### DATA SUPPLIED

▼

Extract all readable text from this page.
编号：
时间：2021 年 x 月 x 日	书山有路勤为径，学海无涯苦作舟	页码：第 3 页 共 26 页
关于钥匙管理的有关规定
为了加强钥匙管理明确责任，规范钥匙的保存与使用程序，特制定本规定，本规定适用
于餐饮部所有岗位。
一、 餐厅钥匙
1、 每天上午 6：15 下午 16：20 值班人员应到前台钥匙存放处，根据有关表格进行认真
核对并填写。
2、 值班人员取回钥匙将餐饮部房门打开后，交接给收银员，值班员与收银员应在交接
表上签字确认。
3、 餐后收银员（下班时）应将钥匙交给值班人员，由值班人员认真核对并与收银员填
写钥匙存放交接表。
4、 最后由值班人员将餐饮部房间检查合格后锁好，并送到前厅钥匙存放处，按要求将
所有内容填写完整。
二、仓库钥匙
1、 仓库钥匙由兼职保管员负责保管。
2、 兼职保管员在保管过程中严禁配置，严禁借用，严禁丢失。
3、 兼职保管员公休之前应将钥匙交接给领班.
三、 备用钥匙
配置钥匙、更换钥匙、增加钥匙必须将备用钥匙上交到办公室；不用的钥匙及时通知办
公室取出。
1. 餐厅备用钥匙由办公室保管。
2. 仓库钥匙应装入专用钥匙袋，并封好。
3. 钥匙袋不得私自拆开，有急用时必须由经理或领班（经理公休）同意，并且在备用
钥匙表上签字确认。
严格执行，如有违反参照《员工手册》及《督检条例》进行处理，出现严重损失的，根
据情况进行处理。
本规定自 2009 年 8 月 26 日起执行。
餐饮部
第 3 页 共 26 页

▲

Return all of the data exactly as it reads.

Extract all readable text from this page.
编号：
时间：2021 年 x 月 x 日	书山有路勤为径，学海无涯苦作舟	页码：第 3 页 共 26 页
关于钥匙管理的有关规定
为了加强钥匙管理明确责任，规范钥匙的保存与使用程序，特制定本规定，本规定适用
于餐饮部所有岗位。
一、 餐厅钥匙
1、 每天上午 6：15 下午 16：20 值班人员应到前台钥匙存放处，根据有关表格进行认真
核对并填写。
2、 值班人员取回钥匙将餐饮部房门打开后，交接给收银员，值班员与收银员应在交接
表上签字确认。
3、 餐后收银员（下班时）应将钥匙交给值班人员，由值班人员认真核对并与收银员填
写钥匙存放交接表。
4、 最后由值班人员将餐饮部房间检查合格后锁好，并送到前厅钥匙存放处，按要求将
所有内容填写完整。
二、仓库钥匙
1、 仓库钥匙由兼职保管员负责保管。
2、 兼职保管员在保管过程中严禁配置，严禁借用，严禁丢失。
3、 兼职保管员公休之前应将钥匙交接给领班.
三、 备用钥匙
配置钥匙、更换钥匙、增加钥匙必须将备用钥匙上交到办公室；不用的钥匙及时通知办
公室取出。
1. 餐厅备用钥匙由办公室保管。
2. 仓库钥匙应装入专用钥匙袋，并封好。
3. 钥匙袋不得私自拆开，有急用时必须由经理或领班（经理公休）同意，并且在备用
钥匙表上签字确认。
严格执行，如有违反参照《员工手册》及《督检条例》进行处理，出现严重损失的，根
据情况进行处理。
本规定自 2009 年 8 月 26 日起执行。
餐饮部
第 3 页 共 26 页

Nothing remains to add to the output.